THE DATA >>
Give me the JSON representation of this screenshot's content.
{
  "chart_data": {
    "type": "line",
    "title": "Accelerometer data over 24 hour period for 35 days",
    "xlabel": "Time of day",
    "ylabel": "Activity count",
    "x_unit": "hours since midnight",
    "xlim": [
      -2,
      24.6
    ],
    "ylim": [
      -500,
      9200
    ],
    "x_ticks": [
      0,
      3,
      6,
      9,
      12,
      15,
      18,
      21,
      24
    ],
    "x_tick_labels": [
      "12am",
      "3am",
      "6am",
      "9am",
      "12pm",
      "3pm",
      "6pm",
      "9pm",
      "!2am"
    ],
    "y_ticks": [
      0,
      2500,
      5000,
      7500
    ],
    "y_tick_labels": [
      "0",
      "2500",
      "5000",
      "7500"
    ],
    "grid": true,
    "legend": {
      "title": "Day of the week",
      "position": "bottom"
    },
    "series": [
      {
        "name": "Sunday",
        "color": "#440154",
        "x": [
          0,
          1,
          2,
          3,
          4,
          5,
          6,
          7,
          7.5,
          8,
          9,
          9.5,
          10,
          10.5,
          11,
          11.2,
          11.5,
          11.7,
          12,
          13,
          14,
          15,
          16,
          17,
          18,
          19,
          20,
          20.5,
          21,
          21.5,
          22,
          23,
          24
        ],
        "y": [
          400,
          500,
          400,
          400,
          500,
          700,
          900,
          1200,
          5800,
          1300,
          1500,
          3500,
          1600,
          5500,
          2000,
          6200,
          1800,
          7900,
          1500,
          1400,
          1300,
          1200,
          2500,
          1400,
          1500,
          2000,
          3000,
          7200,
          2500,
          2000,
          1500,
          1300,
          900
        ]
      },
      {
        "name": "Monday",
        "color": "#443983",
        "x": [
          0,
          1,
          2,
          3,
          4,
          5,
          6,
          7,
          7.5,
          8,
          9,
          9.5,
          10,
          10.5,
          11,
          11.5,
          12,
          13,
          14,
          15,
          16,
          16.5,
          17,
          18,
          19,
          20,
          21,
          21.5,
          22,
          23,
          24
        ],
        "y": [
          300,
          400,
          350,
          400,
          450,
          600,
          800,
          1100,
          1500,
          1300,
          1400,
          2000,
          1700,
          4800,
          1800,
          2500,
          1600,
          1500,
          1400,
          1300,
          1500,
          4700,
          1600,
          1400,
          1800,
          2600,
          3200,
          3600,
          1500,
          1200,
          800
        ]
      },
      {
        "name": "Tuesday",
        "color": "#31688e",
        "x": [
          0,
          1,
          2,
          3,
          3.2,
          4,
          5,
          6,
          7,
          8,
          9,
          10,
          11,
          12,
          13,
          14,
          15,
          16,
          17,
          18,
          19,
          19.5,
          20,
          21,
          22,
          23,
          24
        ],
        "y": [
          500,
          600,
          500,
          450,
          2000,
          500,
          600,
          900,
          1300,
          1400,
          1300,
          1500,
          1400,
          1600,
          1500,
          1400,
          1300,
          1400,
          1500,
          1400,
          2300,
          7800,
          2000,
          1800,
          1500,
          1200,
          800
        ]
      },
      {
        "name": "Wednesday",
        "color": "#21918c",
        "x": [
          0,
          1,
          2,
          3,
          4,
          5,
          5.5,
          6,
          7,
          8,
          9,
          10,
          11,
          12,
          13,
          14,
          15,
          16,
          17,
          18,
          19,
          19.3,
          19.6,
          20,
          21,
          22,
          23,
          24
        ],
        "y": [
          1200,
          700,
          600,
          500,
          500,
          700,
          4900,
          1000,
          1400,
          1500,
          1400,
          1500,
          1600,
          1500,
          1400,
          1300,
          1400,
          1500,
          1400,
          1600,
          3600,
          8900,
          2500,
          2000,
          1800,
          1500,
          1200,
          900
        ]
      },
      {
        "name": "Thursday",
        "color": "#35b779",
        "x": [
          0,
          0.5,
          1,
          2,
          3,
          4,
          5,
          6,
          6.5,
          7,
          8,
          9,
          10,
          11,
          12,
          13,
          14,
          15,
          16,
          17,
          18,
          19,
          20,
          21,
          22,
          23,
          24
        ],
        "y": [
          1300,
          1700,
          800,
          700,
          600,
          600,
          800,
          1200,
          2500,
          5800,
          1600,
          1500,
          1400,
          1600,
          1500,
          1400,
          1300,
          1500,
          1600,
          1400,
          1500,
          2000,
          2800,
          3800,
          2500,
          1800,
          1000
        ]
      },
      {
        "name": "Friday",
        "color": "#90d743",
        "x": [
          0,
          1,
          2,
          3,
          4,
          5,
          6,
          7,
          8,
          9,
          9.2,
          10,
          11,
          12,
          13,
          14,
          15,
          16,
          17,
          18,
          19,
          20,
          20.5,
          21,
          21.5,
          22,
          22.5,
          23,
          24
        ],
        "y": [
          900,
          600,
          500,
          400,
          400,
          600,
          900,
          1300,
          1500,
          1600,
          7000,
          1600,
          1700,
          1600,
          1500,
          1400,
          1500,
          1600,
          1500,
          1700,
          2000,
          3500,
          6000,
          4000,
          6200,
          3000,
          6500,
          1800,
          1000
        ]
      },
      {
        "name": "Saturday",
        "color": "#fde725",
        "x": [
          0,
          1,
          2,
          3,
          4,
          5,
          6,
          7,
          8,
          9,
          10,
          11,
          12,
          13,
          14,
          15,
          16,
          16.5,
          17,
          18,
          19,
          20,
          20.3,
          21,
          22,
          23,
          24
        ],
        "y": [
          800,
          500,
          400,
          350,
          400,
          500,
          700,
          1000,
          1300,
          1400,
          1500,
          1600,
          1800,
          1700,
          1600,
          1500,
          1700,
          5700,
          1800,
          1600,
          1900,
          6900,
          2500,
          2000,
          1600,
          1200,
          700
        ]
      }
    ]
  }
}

WRITTEN INSTRUCTION >>
Scan the listing above. Collect all lines with the word "title".

FINAL RESULT >>
    "title": "Accelerometer data over 24 hour period for 35 days",
      "title": "Day of the week",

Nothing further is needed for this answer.